* start DATA RECORDS *

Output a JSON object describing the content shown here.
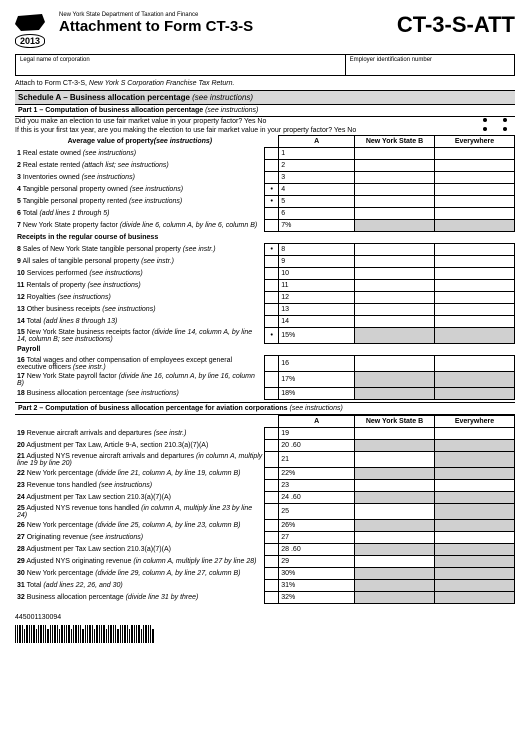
{
  "header": {
    "dept": "New York State Department of Taxation and Finance",
    "title": "Attachment to Form CT-3-S",
    "code": "CT-3-S-ATT",
    "year": "2013"
  },
  "top": {
    "legal": "Legal name of corporation",
    "ein": "Employer identification number"
  },
  "attach": "Attach to Form CT-3-S, ",
  "attach_i": "New York S Corporation Franchise Tax Return.",
  "schedA": "Schedule A – Business allocation percentage ",
  "schedA_i": "(see instructions)",
  "part1": "Part 1 – Computation of business allocation percentage ",
  "part1_i": "(see instructions)",
  "q1": "Did you make an election to use fair market value in your property factor?  Yes No",
  "q2": "If this is your first tax year, are you making the election to use fair market value in your property factor?  Yes No",
  "colA": "A",
  "colB": "New York State B",
  "colC": "Everywhere",
  "avg": "Average value of property",
  "avg_i": "(see instructions)",
  "r": [
    {
      "n": "1",
      "t": "Real estate owned ",
      "i": "(see instructions)",
      "e": "1"
    },
    {
      "n": "2",
      "t": "Real estate rented ",
      "i": "(attach list; see instructions)",
      "e": "2"
    },
    {
      "n": "3",
      "t": "Inventories owned ",
      "i": "(see instructions)",
      "e": "3"
    },
    {
      "n": "4",
      "t": "Tangible personal property owned ",
      "i": "(see instructions)",
      "e": "4",
      "dot": "."
    },
    {
      "n": "5",
      "t": "Tangible personal property rented ",
      "i": "(see instructions)",
      "e": "5",
      "dot": "."
    },
    {
      "n": "6",
      "t": "Total ",
      "i": "(add lines 1 through 5)",
      "e": "6"
    },
    {
      "n": "7",
      "t": "New York State property factor ",
      "i": "(divide line 6, column A, by line 6, column B)",
      "e": "7",
      "pct": "%"
    }
  ],
  "receipts": "Receipts in the regular course of business",
  "r2": [
    {
      "n": "8",
      "t": "Sales of New York State tangible personal property ",
      "i": "(see instr.)",
      "e": "8",
      "dot": "."
    },
    {
      "n": "9",
      "t": "All sales of tangible personal property ",
      "i": "(see instr.)",
      "e": "9"
    },
    {
      "n": "10",
      "t": "Services performed ",
      "i": "(see instructions)",
      "e": "10"
    },
    {
      "n": "11",
      "t": "Rentals of property ",
      "i": "(see instructions)",
      "e": "11"
    },
    {
      "n": "12",
      "t": "Royalties ",
      "i": "(see instructions)",
      "e": "12"
    },
    {
      "n": "13",
      "t": "Other business receipts ",
      "i": "(see instructions)",
      "e": "13"
    },
    {
      "n": "14",
      "t": "Total ",
      "i": "(add lines 8 through 13)",
      "e": "14"
    },
    {
      "n": "15",
      "t": "New York State business receipts factor ",
      "i": "(divide line 14, column A, by line 14, column B; see instructions)",
      "e": "15",
      "pct": "%",
      "dot": "."
    }
  ],
  "payroll": "Payroll",
  "r3": [
    {
      "n": "16",
      "t": "Total wages and other compensation of employees except general executive officers ",
      "i": "(see instr.)",
      "e": "16"
    },
    {
      "n": "17",
      "t": "New York State payroll factor ",
      "i": "(divide line 16, column A, by line 16, column B)",
      "e": "17",
      "pct": "%"
    },
    {
      "n": "18",
      "t": "Business allocation percentage ",
      "i": "(see instructions)",
      "e": "18",
      "pct": "%"
    }
  ],
  "part2": "Part 2 – Computation of business allocation percentage for aviation corporations ",
  "part2_i": "(see instructions)",
  "r4": [
    {
      "n": "19",
      "t": "Revenue aircraft arrivals and departures ",
      "i": "(see instr.)",
      "e": "19"
    },
    {
      "n": "20",
      "t": "Adjustment per Tax Law, Article 9-A, section 210.3(a)(7)(A)",
      "e": "20",
      "v": ".60"
    },
    {
      "n": "21",
      "t": "Adjusted NYS revenue aircraft arrivals and departures ",
      "i": "(in column A, multiply line 19 by line 20)",
      "e": "21"
    },
    {
      "n": "22",
      "t": "New York percentage ",
      "i": "(divide line 21, column A, by line 19, column B)",
      "e": "22",
      "pct": "%"
    },
    {
      "n": "23",
      "t": "Revenue tons handled ",
      "i": "(see instructions)",
      "e": "23"
    },
    {
      "n": "24",
      "t": "Adjustment per Tax Law section 210.3(a)(7)(A)",
      "e": "24",
      "v": ".60"
    },
    {
      "n": "25",
      "t": "Adjusted NYS revenue tons handled ",
      "i": "(in column A, multiply line 23 by line 24)",
      "e": "25"
    },
    {
      "n": "26",
      "t": "New York percentage ",
      "i": "(divide line 25, column A, by line 23, column B)",
      "e": "26",
      "pct": "%"
    },
    {
      "n": "27",
      "t": "Originating revenue ",
      "i": "(see instructions)",
      "e": "27"
    },
    {
      "n": "28",
      "t": "Adjustment per Tax Law section 210.3(a)(7)(A)",
      "e": "28",
      "v": ".60"
    },
    {
      "n": "29",
      "t": "Adjusted NYS originating revenue ",
      "i": "(in column A, multiply line 27 by line 28)",
      "e": "29"
    },
    {
      "n": "30",
      "t": "New York percentage ",
      "i": "(divide line 29, column A, by line 27, column B)",
      "e": "30",
      "pct": "%"
    },
    {
      "n": "31",
      "t": "Total ",
      "i": "(add lines 22, 26, and 30)",
      "e": "31",
      "pct": "%"
    },
    {
      "n": "32",
      "t": "Business allocation percentage ",
      "i": "(divide line 31 by three)",
      "e": "32",
      "pct": "%"
    }
  ],
  "barcode": "445001130094",
  "shadeB": [
    "7",
    "15",
    "17",
    "18",
    "20",
    "22",
    "24",
    "26",
    "28",
    "30",
    "31",
    "32"
  ],
  "shadeC": [
    "7",
    "15",
    "17",
    "18",
    "20",
    "21",
    "22",
    "24",
    "25",
    "26",
    "28",
    "29",
    "30",
    "31",
    "32"
  ]
}
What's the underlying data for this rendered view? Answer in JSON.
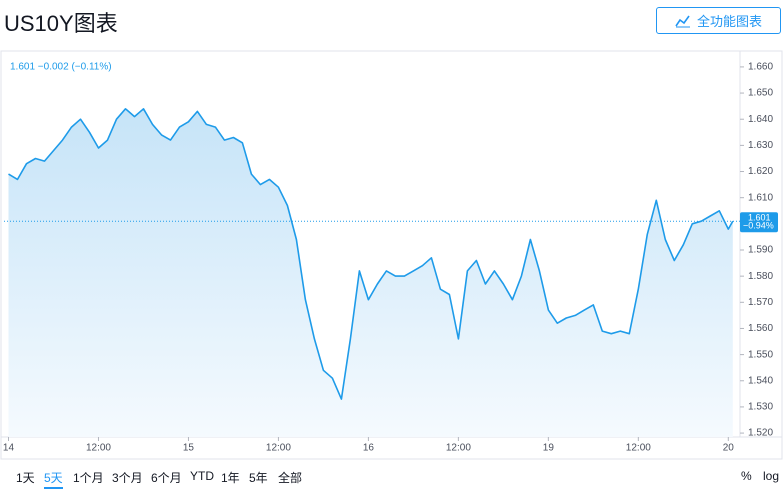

* end DATA RECORDS *

### AIM OF THE TASK
List all lines holding the string "year".

### RESPONSE FOR THIS EXERCISE
    "year": "2013"
  "q2": "If this is your first tax year, are you making the election to use fair market value in your property factor?  Yes No",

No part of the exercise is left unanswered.